Instructions to follow:
Extract the complete listing and output it unchanged.

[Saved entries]
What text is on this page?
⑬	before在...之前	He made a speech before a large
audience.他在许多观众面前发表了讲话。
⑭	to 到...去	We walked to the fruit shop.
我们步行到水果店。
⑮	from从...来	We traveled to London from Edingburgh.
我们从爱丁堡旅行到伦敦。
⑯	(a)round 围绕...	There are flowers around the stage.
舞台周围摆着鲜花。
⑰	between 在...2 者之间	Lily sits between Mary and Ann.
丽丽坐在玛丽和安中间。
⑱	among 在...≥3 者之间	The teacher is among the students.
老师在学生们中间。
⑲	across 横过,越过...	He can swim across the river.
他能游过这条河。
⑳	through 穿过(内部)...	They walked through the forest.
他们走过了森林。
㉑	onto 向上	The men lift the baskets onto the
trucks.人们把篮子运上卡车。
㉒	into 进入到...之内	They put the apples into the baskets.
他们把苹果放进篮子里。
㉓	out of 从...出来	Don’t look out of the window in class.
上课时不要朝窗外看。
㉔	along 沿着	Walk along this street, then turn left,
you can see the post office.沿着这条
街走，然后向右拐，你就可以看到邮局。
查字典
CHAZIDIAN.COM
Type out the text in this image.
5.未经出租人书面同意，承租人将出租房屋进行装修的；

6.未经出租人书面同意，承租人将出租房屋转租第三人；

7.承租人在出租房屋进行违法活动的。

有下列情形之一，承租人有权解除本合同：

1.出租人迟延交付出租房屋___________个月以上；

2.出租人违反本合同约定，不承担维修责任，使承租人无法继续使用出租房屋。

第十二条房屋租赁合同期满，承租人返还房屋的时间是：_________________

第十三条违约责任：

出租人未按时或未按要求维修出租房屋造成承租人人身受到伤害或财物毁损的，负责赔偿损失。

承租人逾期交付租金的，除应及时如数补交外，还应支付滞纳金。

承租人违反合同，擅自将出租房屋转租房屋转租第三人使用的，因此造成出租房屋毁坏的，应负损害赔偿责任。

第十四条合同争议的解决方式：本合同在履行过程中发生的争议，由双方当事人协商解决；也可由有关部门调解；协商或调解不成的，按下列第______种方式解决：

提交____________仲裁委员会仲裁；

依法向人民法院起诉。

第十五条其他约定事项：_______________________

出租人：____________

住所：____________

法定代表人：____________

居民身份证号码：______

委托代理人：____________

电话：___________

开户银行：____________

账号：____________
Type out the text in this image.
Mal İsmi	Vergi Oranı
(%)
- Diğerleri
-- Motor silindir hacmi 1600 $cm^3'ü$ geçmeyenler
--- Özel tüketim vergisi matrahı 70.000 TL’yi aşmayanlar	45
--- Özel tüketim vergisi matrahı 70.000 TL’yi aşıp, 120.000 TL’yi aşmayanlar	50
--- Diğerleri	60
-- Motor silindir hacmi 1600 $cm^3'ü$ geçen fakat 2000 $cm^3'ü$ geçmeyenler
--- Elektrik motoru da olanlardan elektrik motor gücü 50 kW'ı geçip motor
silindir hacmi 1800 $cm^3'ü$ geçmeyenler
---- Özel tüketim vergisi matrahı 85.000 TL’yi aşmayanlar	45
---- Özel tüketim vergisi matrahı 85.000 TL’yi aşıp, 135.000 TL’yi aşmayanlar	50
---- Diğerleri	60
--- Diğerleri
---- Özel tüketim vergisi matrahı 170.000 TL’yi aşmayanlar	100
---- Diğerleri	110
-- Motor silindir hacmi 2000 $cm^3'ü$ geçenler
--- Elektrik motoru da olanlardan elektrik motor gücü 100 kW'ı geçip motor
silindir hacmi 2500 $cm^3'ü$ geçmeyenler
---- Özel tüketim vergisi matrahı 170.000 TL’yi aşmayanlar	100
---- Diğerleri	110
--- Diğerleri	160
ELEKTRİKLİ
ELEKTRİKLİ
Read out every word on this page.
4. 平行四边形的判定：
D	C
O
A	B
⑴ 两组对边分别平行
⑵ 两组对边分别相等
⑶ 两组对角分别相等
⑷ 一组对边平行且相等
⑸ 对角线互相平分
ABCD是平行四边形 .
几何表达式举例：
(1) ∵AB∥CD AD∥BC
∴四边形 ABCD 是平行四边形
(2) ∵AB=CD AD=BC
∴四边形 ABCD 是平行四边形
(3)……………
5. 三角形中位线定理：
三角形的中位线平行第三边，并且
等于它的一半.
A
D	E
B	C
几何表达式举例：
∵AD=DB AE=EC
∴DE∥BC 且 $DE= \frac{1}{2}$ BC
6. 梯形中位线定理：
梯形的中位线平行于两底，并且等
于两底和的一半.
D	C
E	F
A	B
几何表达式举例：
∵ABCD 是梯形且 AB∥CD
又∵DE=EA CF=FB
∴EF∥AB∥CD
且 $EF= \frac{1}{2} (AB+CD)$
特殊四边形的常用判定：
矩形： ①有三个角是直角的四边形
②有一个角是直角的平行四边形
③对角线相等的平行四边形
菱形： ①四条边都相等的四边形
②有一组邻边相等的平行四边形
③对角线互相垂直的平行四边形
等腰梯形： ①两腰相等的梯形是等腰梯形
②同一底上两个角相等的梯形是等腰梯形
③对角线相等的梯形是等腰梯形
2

Full response:
What text is on this page?
⑬	before在...之前	He made a speech before a large
audience.他在许多观众面前发表了讲话。
⑭	to 到...去	We walked to the fruit shop.
我们步行到水果店。
⑮	from从...来	We traveled to London from Edingburgh.
我们从爱丁堡旅行到伦敦。
⑯	(a)round 围绕...	There are flowers around the stage.
舞台周围摆着鲜花。
⑰	between 在...2 者之间	Lily sits between Mary and Ann.
丽丽坐在玛丽和安中间。
⑱	among 在...≥3 者之间	The teacher is among the students.
老师在学生们中间。
⑲	across 横过,越过...	He can swim across the river.
他能游过这条河。
⑳	through 穿过(内部)...	They walked through the forest.
他们走过了森林。
㉑	onto 向上	The men lift the baskets onto the
trucks.人们把篮子运上卡车。
㉒	into 进入到...之内	They put the apples into the baskets.
他们把苹果放进篮子里。
㉓	out of 从...出来	Don’t look out of the window in class.
上课时不要朝窗外看。
㉔	along 沿着	Walk along this street, then turn left,
you can see the post office.沿着这条
街走，然后向右拐，你就可以看到邮局。
查字典
CHAZIDIAN.COM
Type out the text in this image.
5.未经出租人书面同意，承租人将出租房屋进行装修的；

6.未经出租人书面同意，承租人将出租房屋转租第三人；

7.承租人在出租房屋进行违法活动的。

有下列情形之一，承租人有权解除本合同：

1.出租人迟延交付出租房屋___________个月以上；

2.出租人违反本合同约定，不承担维修责任，使承租人无法继续使用出租房屋。

第十二条房屋租赁合同期满，承租人返还房屋的时间是：_________________

第十三条违约责任：

出租人未按时或未按要求维修出租房屋造成承租人人身受到伤害或财物毁损的，负责赔偿损失。

承租人逾期交付租金的，除应及时如数补交外，还应支付滞纳金。

承租人违反合同，擅自将出租房屋转租房屋转租第三人使用的，因此造成出租房屋毁坏的，应负损害赔偿责任。

第十四条合同争议的解决方式：本合同在履行过程中发生的争议，由双方当事人协商解决；也可由有关部门调解；协商或调解不成的，按下列第______种方式解决：

提交____________仲裁委员会仲裁；

依法向人民法院起诉。

第十五条其他约定事项：_______________________

出租人：____________

住所：____________

法定代表人：____________

居民身份证号码：______

委托代理人：____________

电话：___________

开户银行：____________

账号：____________
Type out the text in this image.
Mal İsmi	Vergi Oranı
(%)
- Diğerleri
-- Motor silindir hacmi 1600 $cm^3'ü$ geçmeyenler
--- Özel tüketim vergisi matrahı 70.000 TL’yi aşmayanlar	45
--- Özel tüketim vergisi matrahı 70.000 TL’yi aşıp, 120.000 TL’yi aşmayanlar	50
--- Diğerleri	60
-- Motor silindir hacmi 1600 $cm^3'ü$ geçen fakat 2000 $cm^3'ü$ geçmeyenler
--- Elektrik motoru da olanlardan elektrik motor gücü 50 kW'ı geçip motor
silindir hacmi 1800 $cm^3'ü$ geçmeyenler
---- Özel tüketim vergisi matrahı 85.000 TL’yi aşmayanlar	45
---- Özel tüketim vergisi matrahı 85.000 TL’yi aşıp, 135.000 TL’yi aşmayanlar	50
---- Diğerleri	60
--- Diğerleri
---- Özel tüketim vergisi matrahı 170.000 TL’yi aşmayanlar	100
---- Diğerleri	110
-- Motor silindir hacmi 2000 $cm^3'ü$ geçenler
--- Elektrik motoru da olanlardan elektrik motor gücü 100 kW'ı geçip motor
silindir hacmi 2500 $cm^3'ü$ geçmeyenler
---- Özel tüketim vergisi matrahı 170.000 TL’yi aşmayanlar	100
---- Diğerleri	110
--- Diğerleri	160
ELEKTRİKLİ
ELEKTRİKLİ
Read out every word on this page.
4. 平行四边形的判定：
D	C
O
A	B
⑴ 两组对边分别平行
⑵ 两组对边分别相等
⑶ 两组对角分别相等
⑷ 一组对边平行且相等
⑸ 对角线互相平分
ABCD是平行四边形 .
几何表达式举例：
(1) ∵AB∥CD AD∥BC
∴四边形 ABCD 是平行四边形
(2) ∵AB=CD AD=BC
∴四边形 ABCD 是平行四边形
(3)……………
5. 三角形中位线定理：
三角形的中位线平行第三边，并且
等于它的一半.
A
D	E
B	C
几何表达式举例：
∵AD=DB AE=EC
∴DE∥BC 且 $DE= \frac{1}{2}$ BC
6. 梯形中位线定理：
梯形的中位线平行于两底，并且等
于两底和的一半.
D	C
E	F
A	B
几何表达式举例：
∵ABCD 是梯形且 AB∥CD
又∵DE=EA CF=FB
∴EF∥AB∥CD
且 $EF= \frac{1}{2} (AB+CD)$
特殊四边形的常用判定：
矩形： ①有三个角是直角的四边形
②有一个角是直角的平行四边形
③对角线相等的平行四边形
菱形： ①四条边都相等的四边形
②有一组邻边相等的平行四边形
③对角线互相垂直的平行四边形
等腰梯形： ①两腰相等的梯形是等腰梯形
②同一底上两个角相等的梯形是等腰梯形
③对角线相等的梯形是等腰梯形
2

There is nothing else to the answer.